* _WHAT IS BEING ASKED_: Make an exact copy of the entries below with the pictures removed.

==== DATA FOR THE TASK

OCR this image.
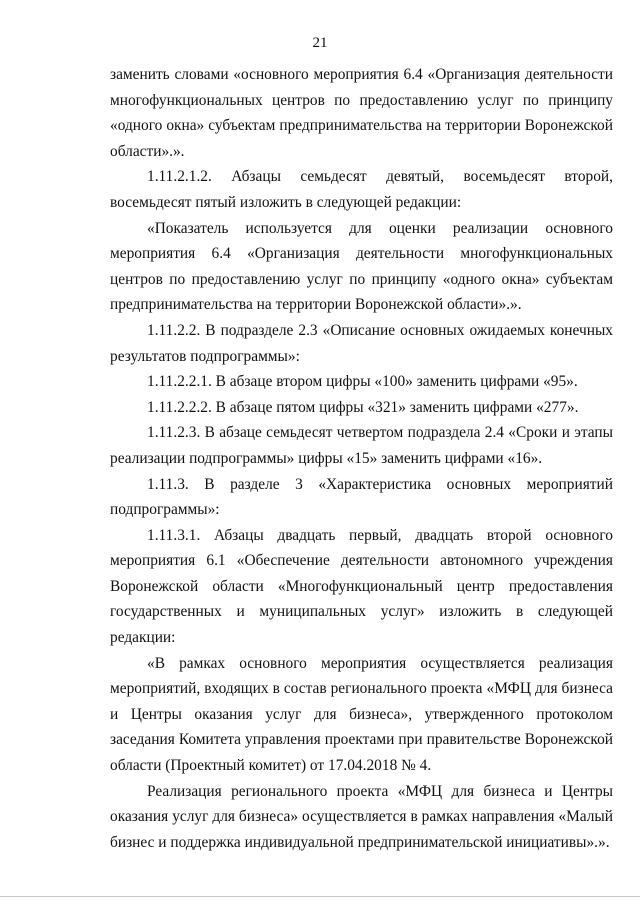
21

заменить словами «основного мероприятия 6.4 «Организация деятельности многофункциональных центров по предоставлению услуг по принципу «одного окна» субъектам предпринимательства на территории Воронежской области».».

1.11.2.1.2. Абзацы семьдесят девятый, восемьдесят второй, восемьдесят пятый изложить в следующей редакции:

«Показатель используется для оценки реализации основного мероприятия 6.4 «Организация деятельности многофункциональных центров по предоставлению услуг по принципу «одного окна» субъектам предпринимательства на территории Воронежской области».».

1.11.2.2. В подразделе 2.3 «Описание основных ожидаемых конечных результатов подпрограммы»:

1.11.2.2.1. В абзаце втором цифры «100» заменить цифрами «95».

1.11.2.2.2. В абзаце пятом цифры «321» заменить цифрами «277».

1.11.2.3. В абзаце семьдесят четвертом подраздела 2.4 «Сроки и этапы реализации подпрограммы» цифры «15» заменить цифрами «16».

1.11.3. В разделе 3 «Характеристика основных мероприятий подпрограммы»:

1.11.3.1. Абзацы двадцать первый, двадцать второй основного мероприятия 6.1 «Обеспечение деятельности автономного учреждения Воронежской области «Многофункциональный центр предоставления государственных и муниципальных услуг» изложить в следующей редакции:

«В рамках основного мероприятия осуществляется реализация мероприятий, входящих в состав регионального проекта «МФЦ для бизнеса и Центры оказания услуг для бизнеса», утвержденного протоколом заседания Комитета управления проектами при правительстве Воронежской области (Проектный комитет) от 17.04.2018 № 4.

Реализация регионального проекта «МФЦ для бизнеса и Центры оказания услуг для бизнеса» осуществляется в рамках направления «Малый бизнес и поддержка индивидуальной предпринимательской инициативы».».
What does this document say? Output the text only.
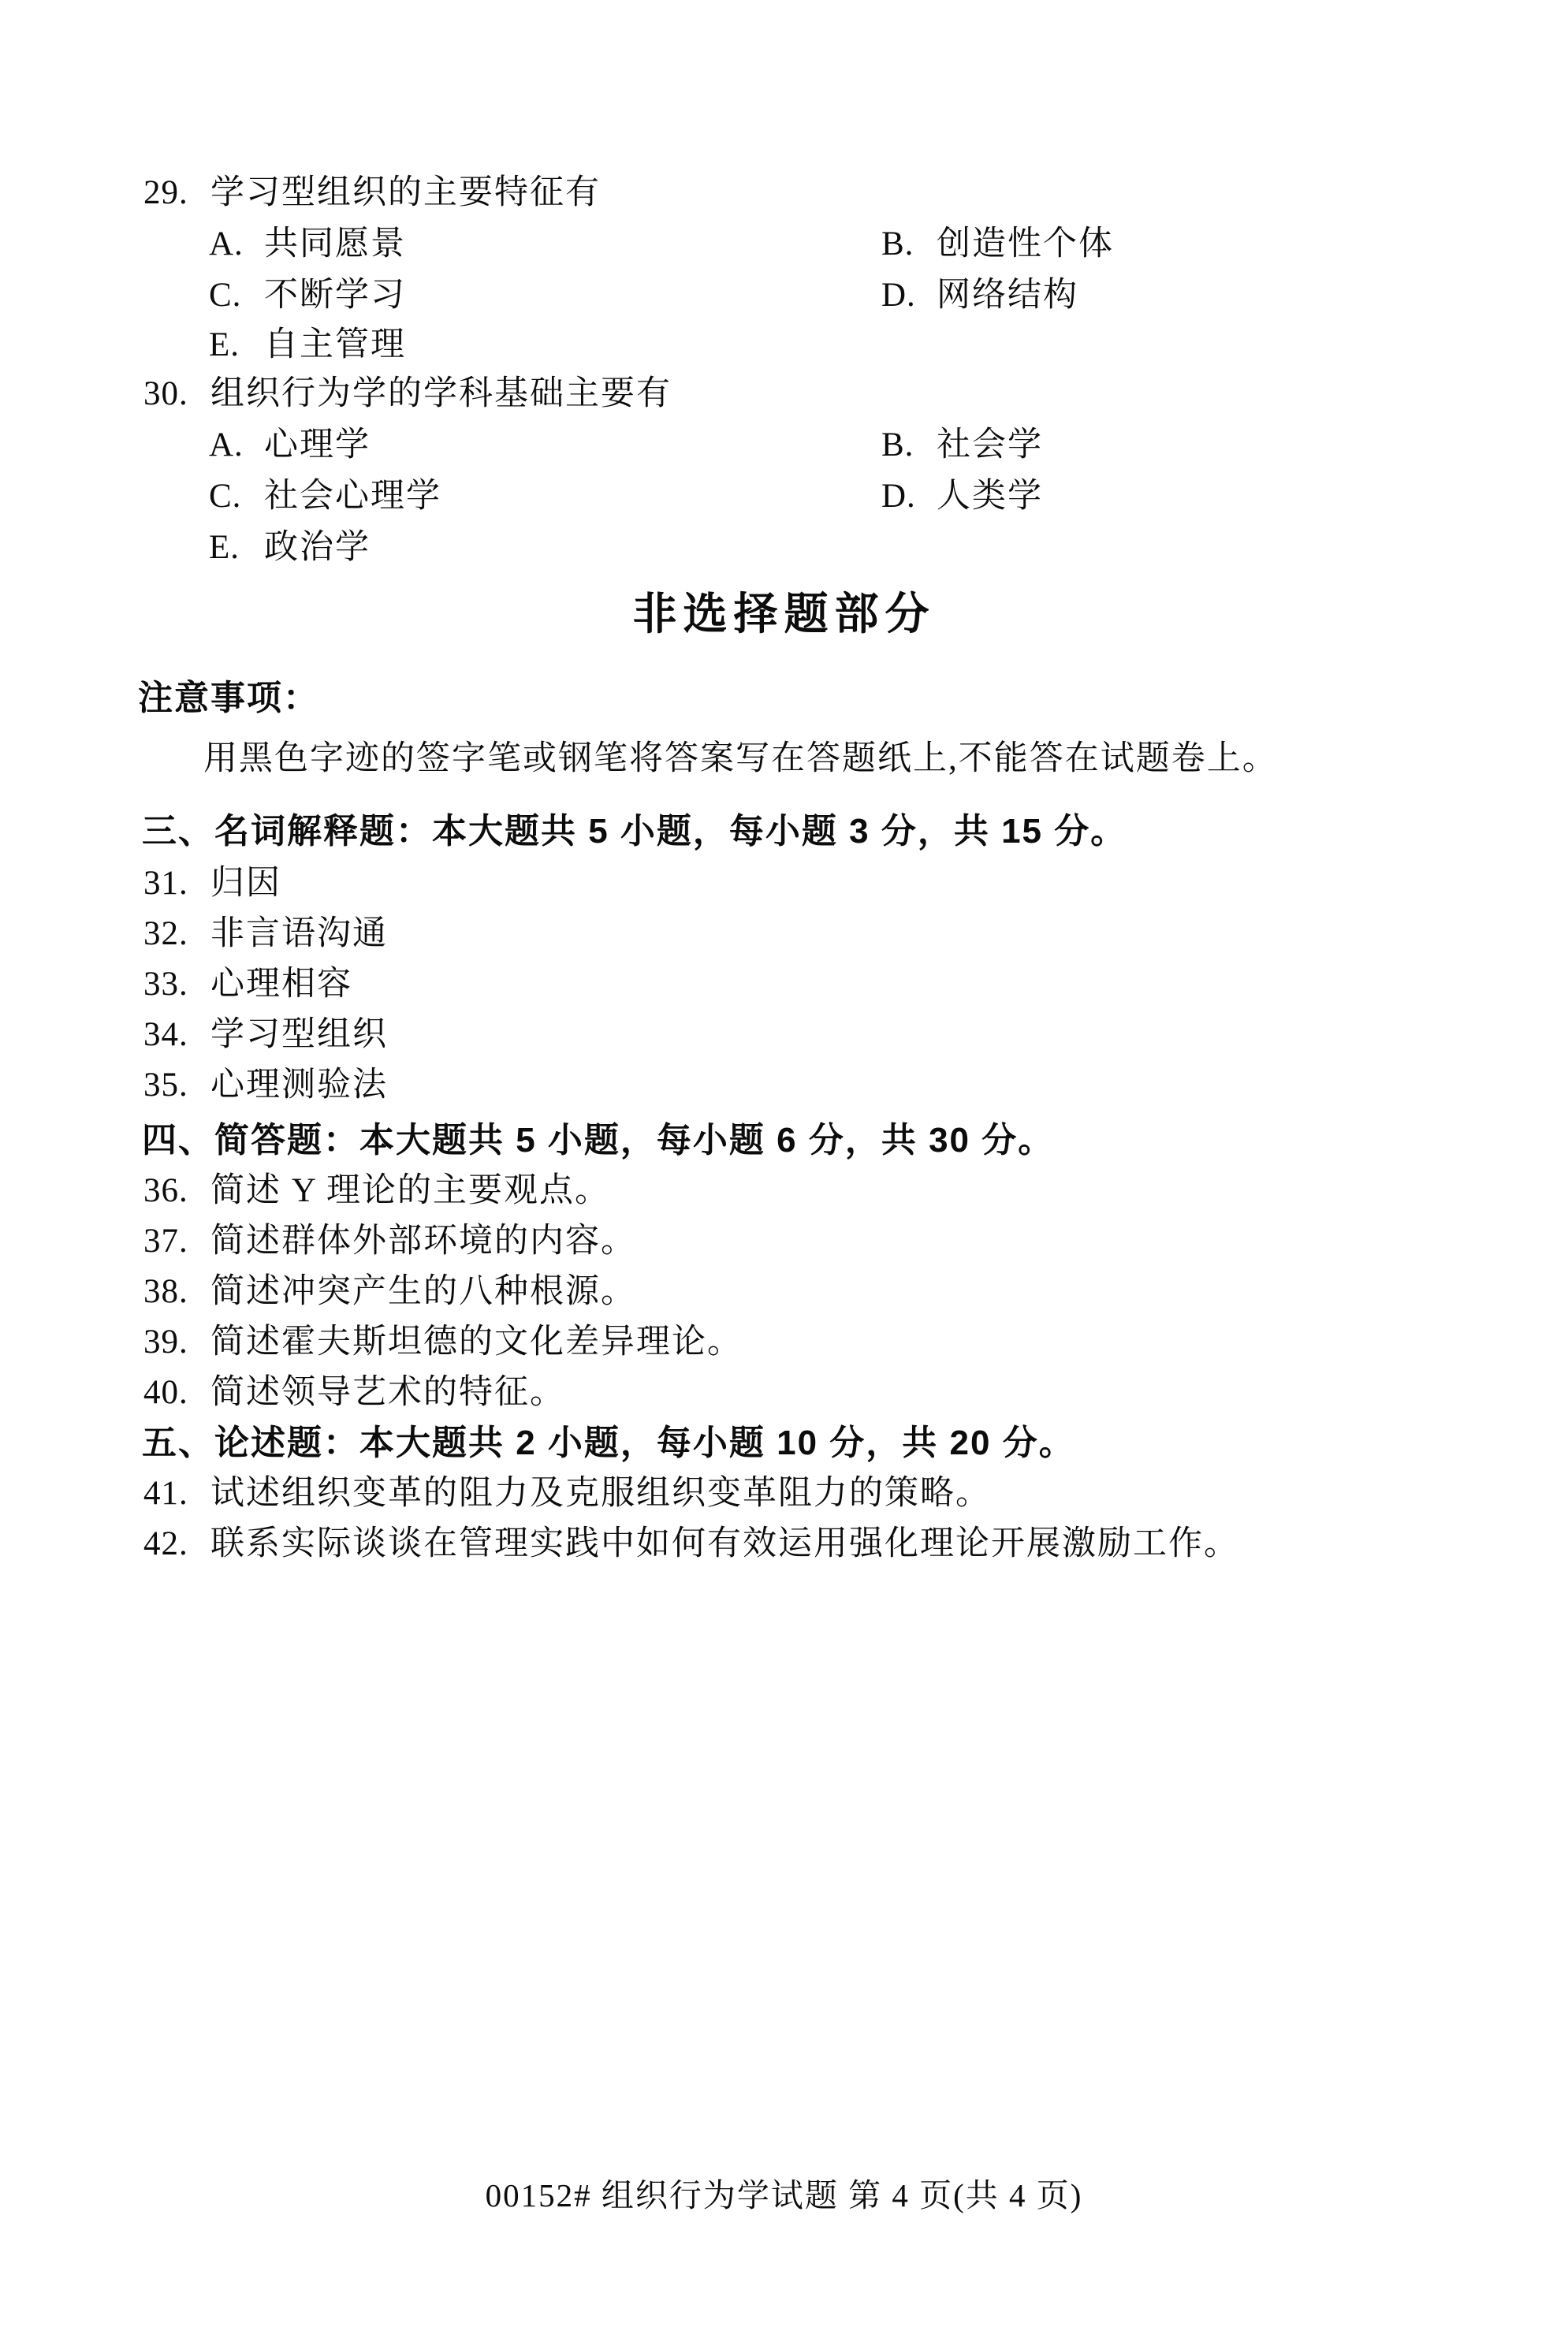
29. 学习型组织的主要特征有
A. 共同愿景	B. 创造性个体
C. 不断学习	D. 网络结构
E. 自主管理
30. 组织行为学的学科基础主要有
A. 心理学	B. 社会学
C. 社会心理学	D. 人类学
E. 政治学
非选择题部分
注意事项：
用黑色字迹的签字笔或钢笔将答案写在答题纸上,不能答在试题卷上。
三、名词解释题：本大题共 5 小题，每小题 3 分，共 15 分。
31. 归因
32. 非言语沟通
33. 心理相容
34. 学习型组织
35. 心理测验法
四、简答题：本大题共 5 小题，每小题 6 分，共 30 分。
36. 简述 Y 理论的主要观点。
37. 简述群体外部环境的内容。
38. 简述冲突产生的八种根源。
39. 简述霍夫斯坦德的文化差异理论。
40. 简述领导艺术的特征。
五、论述题：本大题共 2 小题，每小题 10 分，共 20 分。
41. 试述组织变革的阻力及克服组织变革阻力的策略。
42. 联系实际谈谈在管理实践中如何有效运用强化理论开展激励工作。
00152# 组织行为学试题 第 4 页(共 4 页)
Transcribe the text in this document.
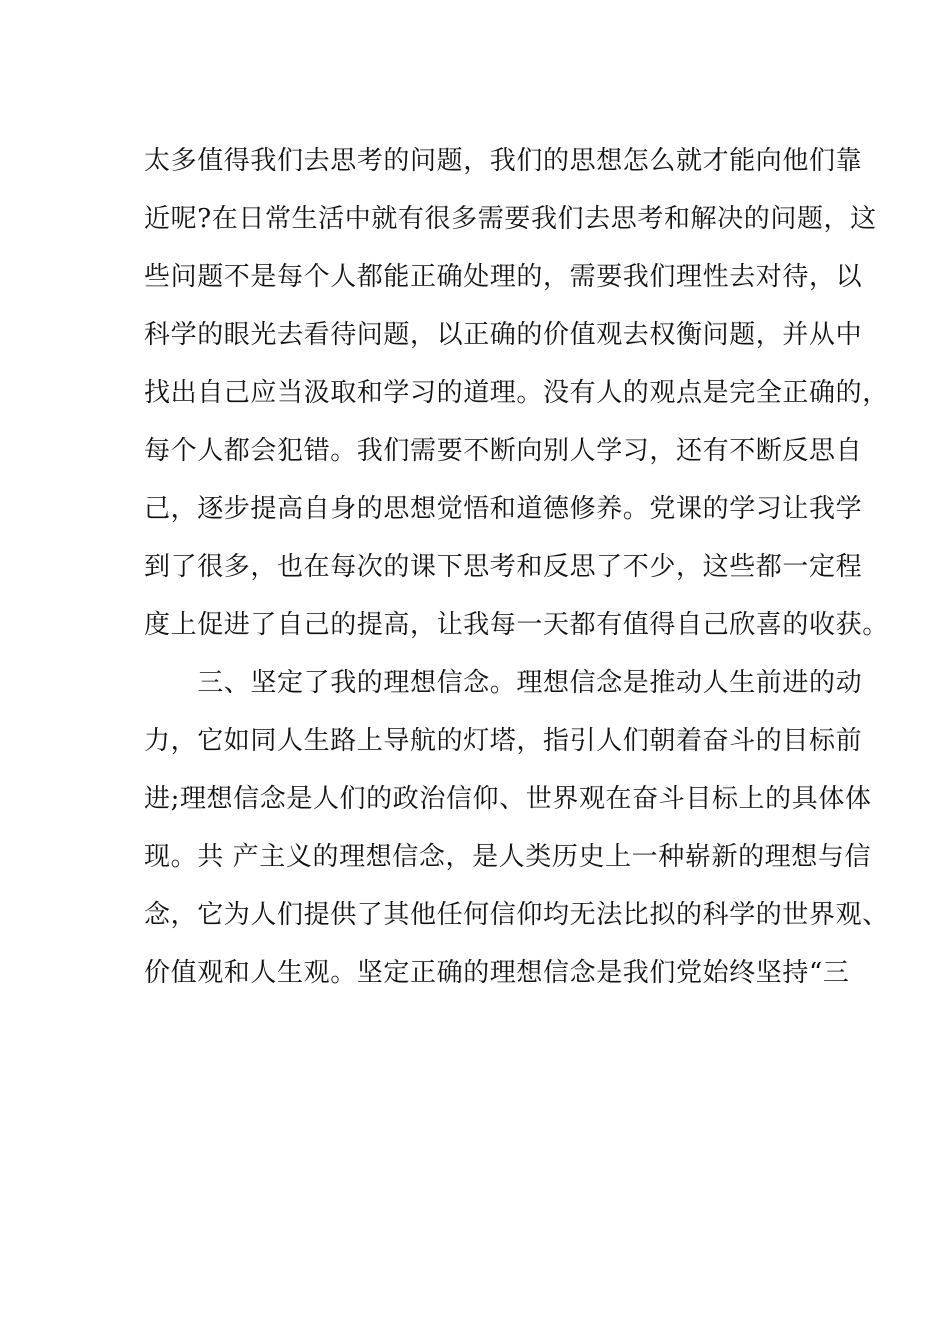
太多值得我们去思考的问题，我们的思想怎么就才能向他们靠
近呢?在日常生活中就有很多需要我们去思考和解决的问题，这
些问题不是每个人都能正确处理的，需要我们理性去对待，以
科学的眼光去看待问题，以正确的价值观去权衡问题，并从中
找出自己应当汲取和学习的道理。没有人的观点是完全正确的，
每个人都会犯错。我们需要不断向别人学习，还有不断反思自
己，逐步提高自身的思想觉悟和道德修养。党课的学习让我学
到了很多，也在每次的课下思考和反思了不少，这些都一定程
度上促进了自己的提高，让我每一天都有值得自己欣喜的收获。
　　三、坚定了我的理想信念。理想信念是推动人生前进的动
力，它如同人生路上导航的灯塔，指引人们朝着奋斗的目标前
进;理想信念是人们的政治信仰、世界观在奋斗目标上的具体体
现。共 产主义的理想信念，是人类历史上一种崭新的理想与信
念，它为人们提供了其他任何信仰均无法比拟的科学的世界观、
价值观和人生观。坚定正确的理想信念是我们党始终坚持“三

========

* _CORRECT RESPONSE_:
OCR this image.
21

заменить словами «основного мероприятия 6.4 «Организация деятельности многофункциональных центров по предоставлению услуг по принципу «одного окна» субъектам предпринимательства на территории Воронежской области».».

1.11.2.1.2. Абзацы семьдесят девятый, восемьдесят второй, восемьдесят пятый изложить в следующей редакции:

«Показатель используется для оценки реализации основного мероприятия 6.4 «Организация деятельности многофункциональных центров по предоставлению услуг по принципу «одного окна» субъектам предпринимательства на территории Воронежской области».».

1.11.2.2. В подразделе 2.3 «Описание основных ожидаемых конечных результатов подпрограммы»:

1.11.2.2.1. В абзаце втором цифры «100» заменить цифрами «95».

1.11.2.2.2. В абзаце пятом цифры «321» заменить цифрами «277».

1.11.2.3. В абзаце семьдесят четвертом подраздела 2.4 «Сроки и этапы реализации подпрограммы» цифры «15» заменить цифрами «16».

1.11.3. В разделе 3 «Характеристика основных мероприятий подпрограммы»:

1.11.3.1. Абзацы двадцать первый, двадцать второй основного мероприятия 6.1 «Обеспечение деятельности автономного учреждения Воронежской области «Многофункциональный центр предоставления государственных и муниципальных услуг» изложить в следующей редакции:

«В рамках основного мероприятия осуществляется реализация мероприятий, входящих в состав регионального проекта «МФЦ для бизнеса и Центры оказания услуг для бизнеса», утвержденного протоколом заседания Комитета управления проектами при правительстве Воронежской области (Проектный комитет) от 17.04.2018 № 4.

Реализация регионального проекта «МФЦ для бизнеса и Центры оказания услуг для бизнеса» осуществляется в рамках направления «Малый бизнес и поддержка индивидуальной предпринимательской инициативы».».
What does this document say? Output the text only.
29. 学习型组织的主要特征有
A. 共同愿景	B. 创造性个体
C. 不断学习	D. 网络结构
E. 自主管理
30. 组织行为学的学科基础主要有
A. 心理学	B. 社会学
C. 社会心理学	D. 人类学
E. 政治学
非选择题部分
注意事项：
用黑色字迹的签字笔或钢笔将答案写在答题纸上,不能答在试题卷上。
三、名词解释题：本大题共 5 小题，每小题 3 分，共 15 分。
31. 归因
32. 非言语沟通
33. 心理相容
34. 学习型组织
35. 心理测验法
四、简答题：本大题共 5 小题，每小题 6 分，共 30 分。
36. 简述 Y 理论的主要观点。
37. 简述群体外部环境的内容。
38. 简述冲突产生的八种根源。
39. 简述霍夫斯坦德的文化差异理论。
40. 简述领导艺术的特征。
五、论述题：本大题共 2 小题，每小题 10 分，共 20 分。
41. 试述组织变革的阻力及克服组织变革阻力的策略。
42. 联系实际谈谈在管理实践中如何有效运用强化理论开展激励工作。
00152# 组织行为学试题 第 4 页(共 4 页)
Transcribe the text in this document.
太多值得我们去思考的问题，我们的思想怎么就才能向他们靠
近呢?在日常生活中就有很多需要我们去思考和解决的问题，这
些问题不是每个人都能正确处理的，需要我们理性去对待，以
科学的眼光去看待问题，以正确的价值观去权衡问题，并从中
找出自己应当汲取和学习的道理。没有人的观点是完全正确的，
每个人都会犯错。我们需要不断向别人学习，还有不断反思自
己，逐步提高自身的思想觉悟和道德修养。党课的学习让我学
到了很多，也在每次的课下思考和反思了不少，这些都一定程
度上促进了自己的提高，让我每一天都有值得自己欣喜的收获。
　　三、坚定了我的理想信念。理想信念是推动人生前进的动
力，它如同人生路上导航的灯塔，指引人们朝着奋斗的目标前
进;理想信念是人们的政治信仰、世界观在奋斗目标上的具体体
现。共 产主义的理想信念，是人类历史上一种崭新的理想与信
念，它为人们提供了其他任何信仰均无法比拟的科学的世界观、
价值观和人生观。坚定正确的理想信念是我们党始终坚持“三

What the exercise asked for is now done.